Excerpt
= = =

Meet Detroit's candidates for mayor: Rev. Solomon Kinloch Jr.

Solomon Kinloch takes part in a mayoral debate on May 29, 2025 put on by the Detroit Regional Chamber on Mackinac Island. (file photo)
Courtesy
/
Detroit Regional Chamber
The Rev. Solomon Kinloch Jr., shown here at a debate in May, is one of two finalists in Detroit's mayoral election on Nov. 4. Detroit City Council President Mary Sheffield and Kinloch advanced to the election after finishing as the top two candidates in the August primary, which featured nine candidates.

Detroit residents will elect a new mayor on November 4. There are two candidates on the ballot: current City Council President Mary Sheffield and the Rev. Solomon Kinloch Jr.

Kinloch spoke to Michigan Public's Morning Edition host Doug Tribou about his priorities for the city, Detroit's role in the state of Michigan as a whole, and why he felt this was the right moment to get into politics for the first time.

= = =

Stated exercise A
Please quote the rows below, from the first one through the line with "data-point <box>1941 521 1945 524</box>", both ends included.

= = =

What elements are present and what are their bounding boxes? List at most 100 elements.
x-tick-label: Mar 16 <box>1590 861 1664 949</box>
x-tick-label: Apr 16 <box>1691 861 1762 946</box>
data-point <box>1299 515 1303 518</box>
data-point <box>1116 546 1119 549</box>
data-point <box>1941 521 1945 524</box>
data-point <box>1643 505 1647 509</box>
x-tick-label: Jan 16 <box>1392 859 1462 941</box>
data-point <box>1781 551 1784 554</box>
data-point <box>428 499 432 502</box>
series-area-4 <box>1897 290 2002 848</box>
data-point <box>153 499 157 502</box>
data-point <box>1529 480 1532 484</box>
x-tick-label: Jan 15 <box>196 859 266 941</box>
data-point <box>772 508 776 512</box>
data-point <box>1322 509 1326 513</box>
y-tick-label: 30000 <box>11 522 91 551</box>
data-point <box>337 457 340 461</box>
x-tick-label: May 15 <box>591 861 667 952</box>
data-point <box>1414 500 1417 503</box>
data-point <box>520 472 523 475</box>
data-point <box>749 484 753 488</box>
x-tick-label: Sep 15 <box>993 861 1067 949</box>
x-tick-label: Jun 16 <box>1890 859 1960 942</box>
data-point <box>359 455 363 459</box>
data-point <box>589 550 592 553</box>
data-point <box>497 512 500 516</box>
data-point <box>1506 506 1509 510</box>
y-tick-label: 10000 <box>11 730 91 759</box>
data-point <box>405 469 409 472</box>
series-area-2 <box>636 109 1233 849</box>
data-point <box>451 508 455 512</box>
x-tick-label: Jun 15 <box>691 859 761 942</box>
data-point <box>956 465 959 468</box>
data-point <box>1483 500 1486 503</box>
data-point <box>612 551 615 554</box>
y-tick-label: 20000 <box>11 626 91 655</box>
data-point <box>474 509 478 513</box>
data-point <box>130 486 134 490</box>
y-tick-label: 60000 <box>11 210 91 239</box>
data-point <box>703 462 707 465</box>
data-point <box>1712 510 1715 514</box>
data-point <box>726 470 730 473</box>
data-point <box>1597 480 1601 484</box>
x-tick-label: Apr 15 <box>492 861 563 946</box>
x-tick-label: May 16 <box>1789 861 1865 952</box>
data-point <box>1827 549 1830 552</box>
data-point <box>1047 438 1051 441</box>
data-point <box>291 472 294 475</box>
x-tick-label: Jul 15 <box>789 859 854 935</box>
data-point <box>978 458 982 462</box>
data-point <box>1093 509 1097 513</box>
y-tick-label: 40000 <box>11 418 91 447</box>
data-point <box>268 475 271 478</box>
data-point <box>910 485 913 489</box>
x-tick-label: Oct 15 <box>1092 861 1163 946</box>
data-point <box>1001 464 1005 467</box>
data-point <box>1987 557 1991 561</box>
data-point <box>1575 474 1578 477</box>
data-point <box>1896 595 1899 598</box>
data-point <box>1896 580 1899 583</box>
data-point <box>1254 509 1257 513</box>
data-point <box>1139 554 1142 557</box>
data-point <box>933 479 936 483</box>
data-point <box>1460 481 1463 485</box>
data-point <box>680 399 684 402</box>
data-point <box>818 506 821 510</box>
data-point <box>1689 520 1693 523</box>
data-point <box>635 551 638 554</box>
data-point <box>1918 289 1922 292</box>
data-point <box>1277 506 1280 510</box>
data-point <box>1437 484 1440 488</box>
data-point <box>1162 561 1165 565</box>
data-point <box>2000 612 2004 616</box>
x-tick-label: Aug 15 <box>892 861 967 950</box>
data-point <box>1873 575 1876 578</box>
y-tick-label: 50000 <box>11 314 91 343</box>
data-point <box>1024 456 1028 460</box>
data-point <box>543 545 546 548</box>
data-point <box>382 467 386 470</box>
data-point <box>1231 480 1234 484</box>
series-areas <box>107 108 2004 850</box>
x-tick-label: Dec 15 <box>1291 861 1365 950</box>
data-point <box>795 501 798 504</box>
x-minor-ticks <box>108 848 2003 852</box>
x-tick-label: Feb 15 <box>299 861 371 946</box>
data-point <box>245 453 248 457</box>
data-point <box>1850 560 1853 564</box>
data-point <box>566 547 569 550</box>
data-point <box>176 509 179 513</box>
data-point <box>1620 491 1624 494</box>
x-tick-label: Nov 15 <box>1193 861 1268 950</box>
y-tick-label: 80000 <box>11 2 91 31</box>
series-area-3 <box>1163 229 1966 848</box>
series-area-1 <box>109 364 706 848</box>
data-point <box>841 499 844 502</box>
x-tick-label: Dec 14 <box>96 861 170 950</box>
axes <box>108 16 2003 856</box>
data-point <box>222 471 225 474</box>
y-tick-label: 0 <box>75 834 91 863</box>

= = =

Stated exercise B
Print the part of the Detroit mayoral race excerpt above from "Meet Detroit's candidates" to "featured nine candidates." without changing a word.

Answer A
What elements are present and what are their bounding boxes? List at most 100 elements.
x-tick-label: Mar 16 <box>1590 861 1664 949</box>
x-tick-label: Apr 16 <box>1691 861 1762 946</box>
data-point <box>1299 515 1303 518</box>
data-point <box>1116 546 1119 549</box>
data-point <box>1941 521 1945 524</box>

Answer B
Meet Detroit's candidates for mayor: Rev. Solomon Kinloch Jr.

Solomon Kinloch takes part in a mayoral debate on May 29, 2025 put on by the Detroit Regional Chamber on Mackinac Island. (file photo)
Courtesy
/
Detroit Regional Chamber
The Rev. Solomon Kinloch Jr., shown here at a debate in May, is one of two finalists in Detroit's mayoral election on Nov. 4. Detroit City Council President Mary Sheffield and Kinloch advanced to the election after finishing as the top two candidates in the August primary, which featured nine candidates.